## DATA PROVIDED:
— BEGIN —
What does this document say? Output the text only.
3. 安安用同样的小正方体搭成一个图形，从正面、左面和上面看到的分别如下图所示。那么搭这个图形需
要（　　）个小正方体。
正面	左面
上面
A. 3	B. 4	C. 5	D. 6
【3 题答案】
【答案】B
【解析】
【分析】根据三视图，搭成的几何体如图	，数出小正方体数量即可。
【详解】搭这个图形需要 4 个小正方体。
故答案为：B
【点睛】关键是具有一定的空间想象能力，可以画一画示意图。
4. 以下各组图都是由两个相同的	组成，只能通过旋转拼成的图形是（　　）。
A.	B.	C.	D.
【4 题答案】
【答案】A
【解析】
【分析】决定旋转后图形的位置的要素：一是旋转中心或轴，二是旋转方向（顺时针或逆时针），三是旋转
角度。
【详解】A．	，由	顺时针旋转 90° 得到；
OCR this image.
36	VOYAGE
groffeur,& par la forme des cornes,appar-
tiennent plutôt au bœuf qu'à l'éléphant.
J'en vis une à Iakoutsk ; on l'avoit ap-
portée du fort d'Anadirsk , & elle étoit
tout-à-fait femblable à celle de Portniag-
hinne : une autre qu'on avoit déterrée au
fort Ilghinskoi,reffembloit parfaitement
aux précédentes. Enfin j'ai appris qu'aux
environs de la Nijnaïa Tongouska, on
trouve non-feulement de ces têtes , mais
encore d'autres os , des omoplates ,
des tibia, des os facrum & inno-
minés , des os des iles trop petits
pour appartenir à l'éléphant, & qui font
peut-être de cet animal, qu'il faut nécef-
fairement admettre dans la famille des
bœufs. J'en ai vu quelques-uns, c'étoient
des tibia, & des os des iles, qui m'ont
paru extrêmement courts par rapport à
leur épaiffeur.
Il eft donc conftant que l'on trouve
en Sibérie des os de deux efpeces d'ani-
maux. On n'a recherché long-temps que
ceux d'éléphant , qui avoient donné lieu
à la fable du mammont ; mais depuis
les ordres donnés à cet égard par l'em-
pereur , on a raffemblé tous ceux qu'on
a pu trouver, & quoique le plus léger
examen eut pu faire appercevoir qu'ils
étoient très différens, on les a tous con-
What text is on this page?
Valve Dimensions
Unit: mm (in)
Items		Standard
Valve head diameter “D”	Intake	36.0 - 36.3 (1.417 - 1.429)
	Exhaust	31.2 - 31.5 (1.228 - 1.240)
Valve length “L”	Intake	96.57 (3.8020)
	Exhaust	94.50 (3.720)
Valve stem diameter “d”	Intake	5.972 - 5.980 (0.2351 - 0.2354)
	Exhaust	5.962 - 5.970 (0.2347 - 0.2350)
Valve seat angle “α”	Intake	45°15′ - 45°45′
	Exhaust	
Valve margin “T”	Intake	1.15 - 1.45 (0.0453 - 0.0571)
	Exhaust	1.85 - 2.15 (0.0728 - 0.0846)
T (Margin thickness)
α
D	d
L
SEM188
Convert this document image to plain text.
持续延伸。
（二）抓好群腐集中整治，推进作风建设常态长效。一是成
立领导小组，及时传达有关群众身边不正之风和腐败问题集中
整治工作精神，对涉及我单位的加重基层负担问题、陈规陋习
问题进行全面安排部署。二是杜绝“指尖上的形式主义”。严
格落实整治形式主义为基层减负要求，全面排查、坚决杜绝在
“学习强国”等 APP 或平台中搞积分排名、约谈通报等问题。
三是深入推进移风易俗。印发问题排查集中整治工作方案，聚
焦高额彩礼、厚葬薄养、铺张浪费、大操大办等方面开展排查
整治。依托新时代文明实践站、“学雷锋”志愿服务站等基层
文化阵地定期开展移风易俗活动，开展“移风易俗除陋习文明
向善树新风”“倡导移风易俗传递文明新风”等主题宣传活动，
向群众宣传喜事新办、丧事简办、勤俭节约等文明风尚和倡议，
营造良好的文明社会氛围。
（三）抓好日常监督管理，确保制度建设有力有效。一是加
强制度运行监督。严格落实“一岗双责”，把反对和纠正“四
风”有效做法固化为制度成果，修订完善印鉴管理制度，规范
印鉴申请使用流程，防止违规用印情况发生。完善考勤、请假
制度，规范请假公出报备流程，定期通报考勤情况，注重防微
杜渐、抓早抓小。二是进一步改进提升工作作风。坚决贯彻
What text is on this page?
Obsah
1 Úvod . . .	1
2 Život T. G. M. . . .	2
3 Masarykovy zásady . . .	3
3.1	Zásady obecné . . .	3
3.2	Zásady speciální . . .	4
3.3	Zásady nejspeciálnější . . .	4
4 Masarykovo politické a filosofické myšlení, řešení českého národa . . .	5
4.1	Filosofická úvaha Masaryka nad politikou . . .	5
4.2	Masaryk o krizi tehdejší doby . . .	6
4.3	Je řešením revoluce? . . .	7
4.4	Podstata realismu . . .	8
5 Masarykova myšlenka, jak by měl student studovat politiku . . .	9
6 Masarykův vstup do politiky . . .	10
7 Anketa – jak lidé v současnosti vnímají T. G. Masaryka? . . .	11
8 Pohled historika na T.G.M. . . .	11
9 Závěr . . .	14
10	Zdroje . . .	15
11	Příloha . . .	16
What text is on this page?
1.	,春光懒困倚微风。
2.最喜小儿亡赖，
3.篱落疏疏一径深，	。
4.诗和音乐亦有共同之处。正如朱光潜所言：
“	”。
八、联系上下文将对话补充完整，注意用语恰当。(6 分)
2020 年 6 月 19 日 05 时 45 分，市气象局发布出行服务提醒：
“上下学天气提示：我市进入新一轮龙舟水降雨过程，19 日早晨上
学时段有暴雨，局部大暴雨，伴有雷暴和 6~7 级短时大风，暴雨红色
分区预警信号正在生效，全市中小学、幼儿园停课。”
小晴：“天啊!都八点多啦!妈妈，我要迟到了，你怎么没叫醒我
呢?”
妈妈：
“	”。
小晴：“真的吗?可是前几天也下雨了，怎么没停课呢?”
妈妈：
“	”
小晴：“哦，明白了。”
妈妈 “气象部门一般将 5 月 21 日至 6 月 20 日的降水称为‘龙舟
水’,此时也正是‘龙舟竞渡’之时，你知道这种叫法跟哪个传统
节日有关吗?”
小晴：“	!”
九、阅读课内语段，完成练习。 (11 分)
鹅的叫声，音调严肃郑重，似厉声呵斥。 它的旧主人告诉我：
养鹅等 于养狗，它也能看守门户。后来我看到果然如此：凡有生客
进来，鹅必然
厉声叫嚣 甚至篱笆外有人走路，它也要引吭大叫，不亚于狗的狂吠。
— END —
## PROBLEM TO SOLVE:
Search the data for the string "Intake". List each line that has it.

## SOLUTION TO THE EXERCISE:
Valve head diameter “D”	Intake	36.0 - 36.3 (1.417 - 1.429)
Valve length “L”	Intake	96.57 (3.8020)
Valve stem diameter “d”	Intake	5.972 - 5.980 (0.2351 - 0.2354)
Valve seat angle “α”	Intake	45°15′ - 45°45′
Valve margin “T”	Intake	1.15 - 1.45 (0.0453 - 0.0571)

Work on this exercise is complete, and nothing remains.